Instructions to follow :: Rewrite the stretch from the line containing "- chats-label: Чати: [1178, 328, 1191, 354]" through the line containing "- website-builder-illustration: [706, 210, 1035, 430]", switching each "tab-label" to "tab-caption" and keeping everything else the same.

--- Start of Exercise materials ---

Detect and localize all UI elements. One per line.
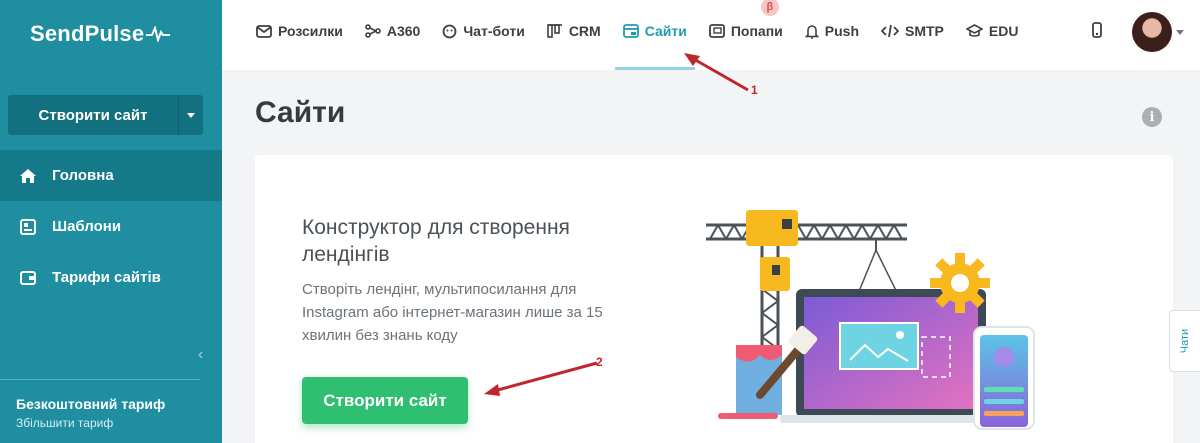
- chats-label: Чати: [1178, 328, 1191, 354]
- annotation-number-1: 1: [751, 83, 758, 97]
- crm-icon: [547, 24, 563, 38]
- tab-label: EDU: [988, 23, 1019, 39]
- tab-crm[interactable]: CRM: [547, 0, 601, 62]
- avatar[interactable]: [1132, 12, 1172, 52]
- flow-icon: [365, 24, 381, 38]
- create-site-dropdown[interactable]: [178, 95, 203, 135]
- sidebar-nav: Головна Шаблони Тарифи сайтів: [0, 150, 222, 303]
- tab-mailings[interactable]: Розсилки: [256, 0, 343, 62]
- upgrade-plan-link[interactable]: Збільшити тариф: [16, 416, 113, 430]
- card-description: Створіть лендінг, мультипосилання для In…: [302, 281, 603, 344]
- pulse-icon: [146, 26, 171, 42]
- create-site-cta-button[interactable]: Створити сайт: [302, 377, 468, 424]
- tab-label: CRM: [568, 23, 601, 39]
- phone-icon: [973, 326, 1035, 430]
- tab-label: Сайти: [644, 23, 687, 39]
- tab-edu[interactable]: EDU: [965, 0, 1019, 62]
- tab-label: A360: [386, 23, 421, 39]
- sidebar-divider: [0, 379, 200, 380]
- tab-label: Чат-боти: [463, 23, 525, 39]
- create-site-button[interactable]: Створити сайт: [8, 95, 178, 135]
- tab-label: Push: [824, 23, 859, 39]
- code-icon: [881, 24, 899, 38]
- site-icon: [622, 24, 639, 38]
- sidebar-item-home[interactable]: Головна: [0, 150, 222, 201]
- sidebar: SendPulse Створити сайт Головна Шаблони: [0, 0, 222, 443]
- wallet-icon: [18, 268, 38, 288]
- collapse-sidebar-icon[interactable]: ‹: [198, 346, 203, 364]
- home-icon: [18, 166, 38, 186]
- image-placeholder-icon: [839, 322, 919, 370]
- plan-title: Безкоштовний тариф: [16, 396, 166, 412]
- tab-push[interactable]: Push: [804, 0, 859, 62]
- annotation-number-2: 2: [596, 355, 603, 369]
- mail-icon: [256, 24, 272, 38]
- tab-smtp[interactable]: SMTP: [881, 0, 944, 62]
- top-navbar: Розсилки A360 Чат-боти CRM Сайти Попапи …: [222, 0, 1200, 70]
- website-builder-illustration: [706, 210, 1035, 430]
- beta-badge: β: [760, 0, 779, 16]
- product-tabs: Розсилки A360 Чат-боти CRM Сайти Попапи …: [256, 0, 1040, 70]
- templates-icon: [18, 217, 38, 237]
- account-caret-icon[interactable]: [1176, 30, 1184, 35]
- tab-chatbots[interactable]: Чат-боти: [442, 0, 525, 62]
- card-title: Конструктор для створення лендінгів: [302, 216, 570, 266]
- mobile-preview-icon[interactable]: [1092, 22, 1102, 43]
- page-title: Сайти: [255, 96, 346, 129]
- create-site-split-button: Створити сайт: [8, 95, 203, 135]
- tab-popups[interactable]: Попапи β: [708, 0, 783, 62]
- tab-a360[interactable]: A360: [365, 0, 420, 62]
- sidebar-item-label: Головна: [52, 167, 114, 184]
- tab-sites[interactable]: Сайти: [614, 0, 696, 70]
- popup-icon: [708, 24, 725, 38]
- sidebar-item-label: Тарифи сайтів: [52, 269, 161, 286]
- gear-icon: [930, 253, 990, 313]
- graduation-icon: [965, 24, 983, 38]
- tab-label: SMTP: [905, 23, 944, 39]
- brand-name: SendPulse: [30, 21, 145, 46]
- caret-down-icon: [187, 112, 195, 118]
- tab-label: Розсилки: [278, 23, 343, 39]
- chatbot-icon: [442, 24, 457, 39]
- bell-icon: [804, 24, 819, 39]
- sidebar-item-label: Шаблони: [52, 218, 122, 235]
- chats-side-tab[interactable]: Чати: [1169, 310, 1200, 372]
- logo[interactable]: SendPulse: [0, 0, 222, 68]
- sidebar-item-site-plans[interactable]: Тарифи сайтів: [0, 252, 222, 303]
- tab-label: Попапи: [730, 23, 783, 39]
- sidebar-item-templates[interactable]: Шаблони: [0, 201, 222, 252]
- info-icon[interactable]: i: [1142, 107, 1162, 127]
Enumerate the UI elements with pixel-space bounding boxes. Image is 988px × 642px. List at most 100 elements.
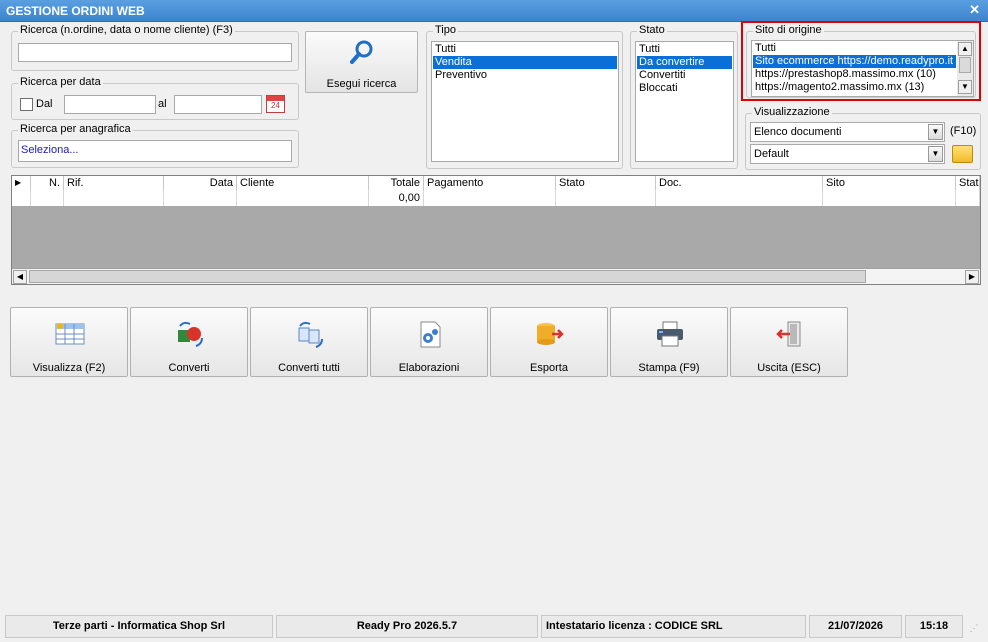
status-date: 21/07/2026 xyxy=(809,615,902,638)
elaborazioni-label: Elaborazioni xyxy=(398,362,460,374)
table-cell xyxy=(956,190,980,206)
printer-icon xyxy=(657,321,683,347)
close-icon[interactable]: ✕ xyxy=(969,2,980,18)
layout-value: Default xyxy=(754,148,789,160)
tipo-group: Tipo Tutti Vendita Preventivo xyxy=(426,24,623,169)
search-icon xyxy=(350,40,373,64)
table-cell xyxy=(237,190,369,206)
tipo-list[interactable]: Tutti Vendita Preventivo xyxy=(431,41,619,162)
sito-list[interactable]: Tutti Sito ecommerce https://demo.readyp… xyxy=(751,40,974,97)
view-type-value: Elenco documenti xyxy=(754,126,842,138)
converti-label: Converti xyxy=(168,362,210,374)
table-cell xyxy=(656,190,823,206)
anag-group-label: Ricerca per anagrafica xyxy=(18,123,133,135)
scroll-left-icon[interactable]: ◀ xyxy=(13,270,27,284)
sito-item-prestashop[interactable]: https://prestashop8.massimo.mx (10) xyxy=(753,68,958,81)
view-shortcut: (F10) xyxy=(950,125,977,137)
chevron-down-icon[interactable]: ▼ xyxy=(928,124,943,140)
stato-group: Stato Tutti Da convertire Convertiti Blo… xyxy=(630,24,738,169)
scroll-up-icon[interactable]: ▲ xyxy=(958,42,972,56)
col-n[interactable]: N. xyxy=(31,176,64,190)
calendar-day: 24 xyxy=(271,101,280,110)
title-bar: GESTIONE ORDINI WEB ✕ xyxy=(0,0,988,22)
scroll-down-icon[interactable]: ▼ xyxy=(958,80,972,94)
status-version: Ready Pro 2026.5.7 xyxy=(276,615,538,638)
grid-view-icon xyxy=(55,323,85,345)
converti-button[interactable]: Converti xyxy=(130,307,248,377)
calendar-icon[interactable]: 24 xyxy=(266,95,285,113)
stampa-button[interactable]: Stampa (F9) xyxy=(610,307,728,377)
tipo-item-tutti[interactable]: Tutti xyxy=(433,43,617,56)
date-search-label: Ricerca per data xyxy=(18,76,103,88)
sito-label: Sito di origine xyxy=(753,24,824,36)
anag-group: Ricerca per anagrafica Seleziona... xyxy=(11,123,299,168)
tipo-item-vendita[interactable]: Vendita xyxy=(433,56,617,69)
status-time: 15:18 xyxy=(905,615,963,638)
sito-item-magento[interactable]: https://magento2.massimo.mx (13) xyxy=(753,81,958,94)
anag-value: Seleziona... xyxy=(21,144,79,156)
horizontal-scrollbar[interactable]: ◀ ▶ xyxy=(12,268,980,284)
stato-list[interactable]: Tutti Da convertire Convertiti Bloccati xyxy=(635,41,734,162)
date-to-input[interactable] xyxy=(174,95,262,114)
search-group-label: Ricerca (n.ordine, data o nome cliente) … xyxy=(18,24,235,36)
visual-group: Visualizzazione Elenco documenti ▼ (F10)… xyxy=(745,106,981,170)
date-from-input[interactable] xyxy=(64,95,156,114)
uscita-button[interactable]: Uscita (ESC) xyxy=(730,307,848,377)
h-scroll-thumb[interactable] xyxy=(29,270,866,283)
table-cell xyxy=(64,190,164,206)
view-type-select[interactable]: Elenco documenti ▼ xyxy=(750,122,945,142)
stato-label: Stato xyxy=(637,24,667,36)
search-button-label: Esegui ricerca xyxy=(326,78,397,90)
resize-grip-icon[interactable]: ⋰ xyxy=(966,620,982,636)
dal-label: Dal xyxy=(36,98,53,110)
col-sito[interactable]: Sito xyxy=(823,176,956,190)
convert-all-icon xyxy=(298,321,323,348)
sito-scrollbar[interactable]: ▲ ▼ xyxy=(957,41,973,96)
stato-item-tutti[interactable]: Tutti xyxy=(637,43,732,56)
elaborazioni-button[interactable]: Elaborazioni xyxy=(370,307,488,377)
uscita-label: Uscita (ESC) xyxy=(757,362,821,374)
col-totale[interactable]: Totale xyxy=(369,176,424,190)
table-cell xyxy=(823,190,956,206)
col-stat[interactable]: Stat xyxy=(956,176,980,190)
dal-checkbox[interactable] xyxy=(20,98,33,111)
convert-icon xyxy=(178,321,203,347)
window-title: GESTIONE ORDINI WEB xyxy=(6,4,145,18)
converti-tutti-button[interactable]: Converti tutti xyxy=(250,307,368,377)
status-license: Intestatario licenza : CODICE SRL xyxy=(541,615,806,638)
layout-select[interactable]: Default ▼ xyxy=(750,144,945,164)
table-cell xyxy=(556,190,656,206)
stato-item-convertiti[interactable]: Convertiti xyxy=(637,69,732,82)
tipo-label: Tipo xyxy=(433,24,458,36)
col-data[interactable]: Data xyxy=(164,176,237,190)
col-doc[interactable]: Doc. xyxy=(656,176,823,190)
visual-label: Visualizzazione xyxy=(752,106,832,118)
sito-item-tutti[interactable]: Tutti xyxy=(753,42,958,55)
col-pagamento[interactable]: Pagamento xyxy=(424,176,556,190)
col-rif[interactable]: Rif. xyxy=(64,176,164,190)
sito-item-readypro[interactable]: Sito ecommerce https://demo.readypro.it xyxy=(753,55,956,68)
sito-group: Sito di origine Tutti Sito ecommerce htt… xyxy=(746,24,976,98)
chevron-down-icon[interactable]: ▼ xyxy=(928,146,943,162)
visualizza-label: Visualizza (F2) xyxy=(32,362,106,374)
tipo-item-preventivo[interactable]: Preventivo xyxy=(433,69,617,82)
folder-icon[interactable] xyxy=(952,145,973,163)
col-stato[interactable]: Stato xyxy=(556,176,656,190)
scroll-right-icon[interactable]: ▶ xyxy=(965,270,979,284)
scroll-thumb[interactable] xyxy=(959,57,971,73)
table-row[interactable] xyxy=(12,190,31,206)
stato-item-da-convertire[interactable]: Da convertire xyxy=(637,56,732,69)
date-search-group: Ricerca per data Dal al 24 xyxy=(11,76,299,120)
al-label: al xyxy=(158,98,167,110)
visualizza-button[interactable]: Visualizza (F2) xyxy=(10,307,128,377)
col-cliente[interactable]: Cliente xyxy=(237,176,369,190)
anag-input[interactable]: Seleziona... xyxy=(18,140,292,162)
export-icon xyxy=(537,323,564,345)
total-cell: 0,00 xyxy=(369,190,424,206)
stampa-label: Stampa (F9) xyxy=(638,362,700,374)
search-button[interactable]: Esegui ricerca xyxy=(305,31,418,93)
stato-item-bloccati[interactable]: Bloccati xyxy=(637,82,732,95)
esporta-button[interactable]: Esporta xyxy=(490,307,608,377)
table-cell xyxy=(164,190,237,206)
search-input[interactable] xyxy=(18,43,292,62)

--- End of Exercise materials ---

Complete output ::
- chats-label: Чати: [1178, 328, 1191, 354]
- annotation-number-1: 1: [751, 83, 758, 97]
- crm-icon: [547, 24, 563, 38]
- tab-caption: EDU: [988, 23, 1019, 39]
- tab-crm[interactable]: CRM: [547, 0, 601, 62]
- avatar[interactable]: [1132, 12, 1172, 52]
- flow-icon: [365, 24, 381, 38]
- create-site-dropdown[interactable]: [178, 95, 203, 135]
- sidebar-nav: Головна Шаблони Тарифи сайтів: [0, 150, 222, 303]
- tab-mailings[interactable]: Розсилки: [256, 0, 343, 62]
- upgrade-plan-link[interactable]: Збільшити тариф: [16, 416, 113, 430]
- card-description: Створіть лендінг, мультипосилання для In…: [302, 281, 603, 344]
- pulse-icon: [146, 26, 171, 42]
- create-site-cta-button[interactable]: Створити сайт: [302, 377, 468, 424]
- tab-caption: CRM: [568, 23, 601, 39]
- phone-icon: [973, 326, 1035, 430]
- tab-caption: Сайти: [644, 23, 687, 39]
- tab-edu[interactable]: EDU: [965, 0, 1019, 62]
- tab-caption: A360: [386, 23, 421, 39]
- sidebar-divider: [0, 379, 200, 380]
- tab-caption: Чат-боти: [463, 23, 525, 39]
- create-site-button[interactable]: Створити сайт: [8, 95, 178, 135]
- tab-caption: Push: [824, 23, 859, 39]
- code-icon: [881, 24, 899, 38]
- site-icon: [622, 24, 639, 38]
- sidebar-item-home[interactable]: Головна: [0, 150, 222, 201]
- sidebar: SendPulse Створити сайт Головна Шаблони: [0, 0, 222, 443]
- wallet-icon: [18, 268, 38, 288]
- collapse-sidebar-icon[interactable]: ‹: [198, 346, 203, 364]
- home-icon: [18, 166, 38, 186]
- image-placeholder-icon: [839, 322, 919, 370]
- plan-title: Безкоштовний тариф: [16, 396, 166, 412]
- tab-push[interactable]: Push: [804, 0, 859, 62]
- annotation-number-2: 2: [596, 355, 603, 369]
- mail-icon: [256, 24, 272, 38]
- tab-smtp[interactable]: SMTP: [881, 0, 944, 62]
- top-navbar: Розсилки A360 Чат-боти CRM Сайти Попапи …: [222, 0, 1200, 70]
- website-builder-illustration: [706, 210, 1035, 430]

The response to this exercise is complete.